◆ **AIM**
Determine how many lines in the data below contain "Matthews" and write only that number.

————

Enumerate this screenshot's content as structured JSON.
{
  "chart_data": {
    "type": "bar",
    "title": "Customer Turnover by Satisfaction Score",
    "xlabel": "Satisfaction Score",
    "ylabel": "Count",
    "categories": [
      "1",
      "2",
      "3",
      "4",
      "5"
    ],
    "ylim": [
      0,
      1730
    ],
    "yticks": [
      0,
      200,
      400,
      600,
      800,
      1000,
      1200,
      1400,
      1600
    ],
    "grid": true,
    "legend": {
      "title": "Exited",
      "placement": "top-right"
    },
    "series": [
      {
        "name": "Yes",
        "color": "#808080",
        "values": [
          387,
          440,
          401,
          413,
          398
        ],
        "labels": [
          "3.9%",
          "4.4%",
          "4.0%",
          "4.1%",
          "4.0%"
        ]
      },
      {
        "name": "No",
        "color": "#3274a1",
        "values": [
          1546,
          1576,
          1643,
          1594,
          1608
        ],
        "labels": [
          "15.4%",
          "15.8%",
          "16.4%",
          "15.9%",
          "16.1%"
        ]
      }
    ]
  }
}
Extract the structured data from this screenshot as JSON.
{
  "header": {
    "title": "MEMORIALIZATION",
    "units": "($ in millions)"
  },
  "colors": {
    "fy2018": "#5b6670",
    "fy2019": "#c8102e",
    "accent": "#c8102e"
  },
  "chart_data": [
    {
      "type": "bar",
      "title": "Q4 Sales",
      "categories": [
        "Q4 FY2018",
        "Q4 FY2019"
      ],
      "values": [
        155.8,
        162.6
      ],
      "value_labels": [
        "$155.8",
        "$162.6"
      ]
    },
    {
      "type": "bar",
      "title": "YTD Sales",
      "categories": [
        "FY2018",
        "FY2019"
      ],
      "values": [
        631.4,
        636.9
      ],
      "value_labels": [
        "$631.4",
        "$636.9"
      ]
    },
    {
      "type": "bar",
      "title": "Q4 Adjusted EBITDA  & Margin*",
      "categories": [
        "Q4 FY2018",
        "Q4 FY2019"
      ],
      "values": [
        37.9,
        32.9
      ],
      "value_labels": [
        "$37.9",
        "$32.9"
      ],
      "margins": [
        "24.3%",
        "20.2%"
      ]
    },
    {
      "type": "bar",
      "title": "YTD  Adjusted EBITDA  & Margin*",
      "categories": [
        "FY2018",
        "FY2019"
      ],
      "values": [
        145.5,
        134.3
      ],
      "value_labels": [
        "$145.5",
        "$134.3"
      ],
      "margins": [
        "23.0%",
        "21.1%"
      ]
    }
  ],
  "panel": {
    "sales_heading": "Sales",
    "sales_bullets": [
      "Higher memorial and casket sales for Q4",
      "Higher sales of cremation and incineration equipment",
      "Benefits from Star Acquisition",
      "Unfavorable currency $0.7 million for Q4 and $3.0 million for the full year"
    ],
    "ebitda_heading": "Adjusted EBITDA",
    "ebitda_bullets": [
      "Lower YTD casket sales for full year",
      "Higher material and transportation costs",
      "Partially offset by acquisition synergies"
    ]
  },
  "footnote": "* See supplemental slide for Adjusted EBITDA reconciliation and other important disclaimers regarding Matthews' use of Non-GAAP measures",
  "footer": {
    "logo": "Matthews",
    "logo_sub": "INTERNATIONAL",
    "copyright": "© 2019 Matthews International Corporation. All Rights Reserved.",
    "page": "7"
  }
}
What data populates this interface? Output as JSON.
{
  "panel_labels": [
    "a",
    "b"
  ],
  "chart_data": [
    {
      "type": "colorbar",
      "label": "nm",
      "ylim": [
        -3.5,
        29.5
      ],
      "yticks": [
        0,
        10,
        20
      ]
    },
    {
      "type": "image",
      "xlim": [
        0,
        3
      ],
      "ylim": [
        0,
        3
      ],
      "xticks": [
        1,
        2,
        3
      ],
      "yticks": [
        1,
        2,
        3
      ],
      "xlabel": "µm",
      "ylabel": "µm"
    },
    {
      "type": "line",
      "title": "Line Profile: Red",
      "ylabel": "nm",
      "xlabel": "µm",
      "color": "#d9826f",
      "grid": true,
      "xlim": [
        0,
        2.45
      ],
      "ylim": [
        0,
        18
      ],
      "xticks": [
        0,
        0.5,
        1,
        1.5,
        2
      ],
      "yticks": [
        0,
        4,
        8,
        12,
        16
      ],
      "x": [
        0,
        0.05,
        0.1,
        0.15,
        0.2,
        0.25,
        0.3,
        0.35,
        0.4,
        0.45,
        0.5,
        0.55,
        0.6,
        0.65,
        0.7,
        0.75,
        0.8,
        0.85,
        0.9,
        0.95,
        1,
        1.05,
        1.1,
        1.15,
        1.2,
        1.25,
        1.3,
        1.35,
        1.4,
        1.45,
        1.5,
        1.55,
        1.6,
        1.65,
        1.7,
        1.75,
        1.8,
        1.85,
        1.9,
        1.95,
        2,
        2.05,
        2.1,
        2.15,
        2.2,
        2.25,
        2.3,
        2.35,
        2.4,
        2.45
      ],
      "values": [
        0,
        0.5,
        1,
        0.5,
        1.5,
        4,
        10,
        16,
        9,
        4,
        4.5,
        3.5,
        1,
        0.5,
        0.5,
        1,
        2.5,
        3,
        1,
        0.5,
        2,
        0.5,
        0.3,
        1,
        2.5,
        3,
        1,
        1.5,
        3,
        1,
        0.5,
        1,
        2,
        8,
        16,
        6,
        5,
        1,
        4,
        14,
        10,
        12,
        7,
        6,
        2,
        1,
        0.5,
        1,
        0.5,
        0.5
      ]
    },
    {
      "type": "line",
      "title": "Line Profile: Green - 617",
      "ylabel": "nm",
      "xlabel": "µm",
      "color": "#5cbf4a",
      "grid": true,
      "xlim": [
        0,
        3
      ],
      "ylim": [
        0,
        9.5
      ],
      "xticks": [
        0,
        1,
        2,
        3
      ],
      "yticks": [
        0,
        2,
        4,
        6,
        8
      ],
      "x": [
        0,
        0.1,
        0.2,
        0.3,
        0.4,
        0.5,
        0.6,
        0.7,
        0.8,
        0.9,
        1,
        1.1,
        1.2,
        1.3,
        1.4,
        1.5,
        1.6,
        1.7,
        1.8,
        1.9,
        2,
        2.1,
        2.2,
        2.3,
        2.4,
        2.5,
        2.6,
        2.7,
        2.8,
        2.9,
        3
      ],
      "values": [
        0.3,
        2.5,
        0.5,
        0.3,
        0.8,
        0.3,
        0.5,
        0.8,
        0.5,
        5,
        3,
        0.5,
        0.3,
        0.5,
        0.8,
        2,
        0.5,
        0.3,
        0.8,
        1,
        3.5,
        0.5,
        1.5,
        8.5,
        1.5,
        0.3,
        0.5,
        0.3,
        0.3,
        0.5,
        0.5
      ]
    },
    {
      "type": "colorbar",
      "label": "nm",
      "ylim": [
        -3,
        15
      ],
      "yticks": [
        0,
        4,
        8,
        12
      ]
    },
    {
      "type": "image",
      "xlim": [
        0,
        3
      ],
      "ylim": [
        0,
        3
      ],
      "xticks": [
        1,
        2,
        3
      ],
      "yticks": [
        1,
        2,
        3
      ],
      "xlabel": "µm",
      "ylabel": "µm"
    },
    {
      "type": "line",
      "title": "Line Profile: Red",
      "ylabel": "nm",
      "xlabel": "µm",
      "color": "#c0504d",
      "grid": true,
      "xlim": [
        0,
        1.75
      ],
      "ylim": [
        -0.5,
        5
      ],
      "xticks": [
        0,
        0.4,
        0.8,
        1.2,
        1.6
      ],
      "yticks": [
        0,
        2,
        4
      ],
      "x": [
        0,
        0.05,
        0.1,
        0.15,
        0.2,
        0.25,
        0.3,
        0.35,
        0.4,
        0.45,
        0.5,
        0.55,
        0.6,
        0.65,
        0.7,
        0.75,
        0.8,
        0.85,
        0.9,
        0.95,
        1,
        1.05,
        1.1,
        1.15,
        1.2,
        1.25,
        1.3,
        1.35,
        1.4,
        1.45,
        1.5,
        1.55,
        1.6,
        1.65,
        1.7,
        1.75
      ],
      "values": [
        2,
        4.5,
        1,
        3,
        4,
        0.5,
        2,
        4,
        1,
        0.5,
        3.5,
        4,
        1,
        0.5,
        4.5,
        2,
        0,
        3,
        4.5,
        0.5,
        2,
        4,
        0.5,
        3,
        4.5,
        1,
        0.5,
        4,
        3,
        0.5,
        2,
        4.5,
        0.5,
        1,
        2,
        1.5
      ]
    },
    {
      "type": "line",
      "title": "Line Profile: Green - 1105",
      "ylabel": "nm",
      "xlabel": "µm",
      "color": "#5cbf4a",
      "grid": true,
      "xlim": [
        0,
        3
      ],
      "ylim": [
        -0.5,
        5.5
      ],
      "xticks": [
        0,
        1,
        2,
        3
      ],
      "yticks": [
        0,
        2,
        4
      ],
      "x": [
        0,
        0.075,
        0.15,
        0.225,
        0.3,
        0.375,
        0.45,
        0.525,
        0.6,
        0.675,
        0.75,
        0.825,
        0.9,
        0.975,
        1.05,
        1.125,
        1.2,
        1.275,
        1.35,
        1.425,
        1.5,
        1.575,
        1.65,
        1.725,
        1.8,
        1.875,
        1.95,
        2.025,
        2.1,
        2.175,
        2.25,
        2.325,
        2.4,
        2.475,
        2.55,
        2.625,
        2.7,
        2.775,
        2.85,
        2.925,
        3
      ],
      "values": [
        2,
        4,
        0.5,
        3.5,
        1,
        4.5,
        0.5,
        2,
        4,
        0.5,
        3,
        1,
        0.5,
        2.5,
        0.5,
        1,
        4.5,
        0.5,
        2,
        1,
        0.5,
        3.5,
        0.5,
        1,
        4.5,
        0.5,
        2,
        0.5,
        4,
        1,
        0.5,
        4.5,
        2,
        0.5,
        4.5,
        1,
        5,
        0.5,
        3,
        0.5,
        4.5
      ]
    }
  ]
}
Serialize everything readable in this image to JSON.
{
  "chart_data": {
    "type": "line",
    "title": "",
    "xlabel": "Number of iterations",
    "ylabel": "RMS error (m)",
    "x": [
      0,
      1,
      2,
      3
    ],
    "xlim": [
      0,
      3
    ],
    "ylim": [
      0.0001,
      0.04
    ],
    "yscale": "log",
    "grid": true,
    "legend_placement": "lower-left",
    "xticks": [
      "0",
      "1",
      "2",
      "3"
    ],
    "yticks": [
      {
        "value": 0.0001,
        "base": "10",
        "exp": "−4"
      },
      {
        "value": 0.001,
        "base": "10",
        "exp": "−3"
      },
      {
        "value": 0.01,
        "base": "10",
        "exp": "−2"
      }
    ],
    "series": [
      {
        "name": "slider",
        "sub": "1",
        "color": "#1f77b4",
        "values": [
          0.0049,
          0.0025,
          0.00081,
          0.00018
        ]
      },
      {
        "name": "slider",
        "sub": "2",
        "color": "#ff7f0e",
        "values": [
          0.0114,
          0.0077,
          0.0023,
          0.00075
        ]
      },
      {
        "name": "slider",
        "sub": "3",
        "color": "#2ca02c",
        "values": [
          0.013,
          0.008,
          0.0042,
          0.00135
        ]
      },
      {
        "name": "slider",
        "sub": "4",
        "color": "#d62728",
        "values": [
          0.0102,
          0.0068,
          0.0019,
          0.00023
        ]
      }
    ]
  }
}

————

◆ **RESULT OF THE TASK**
3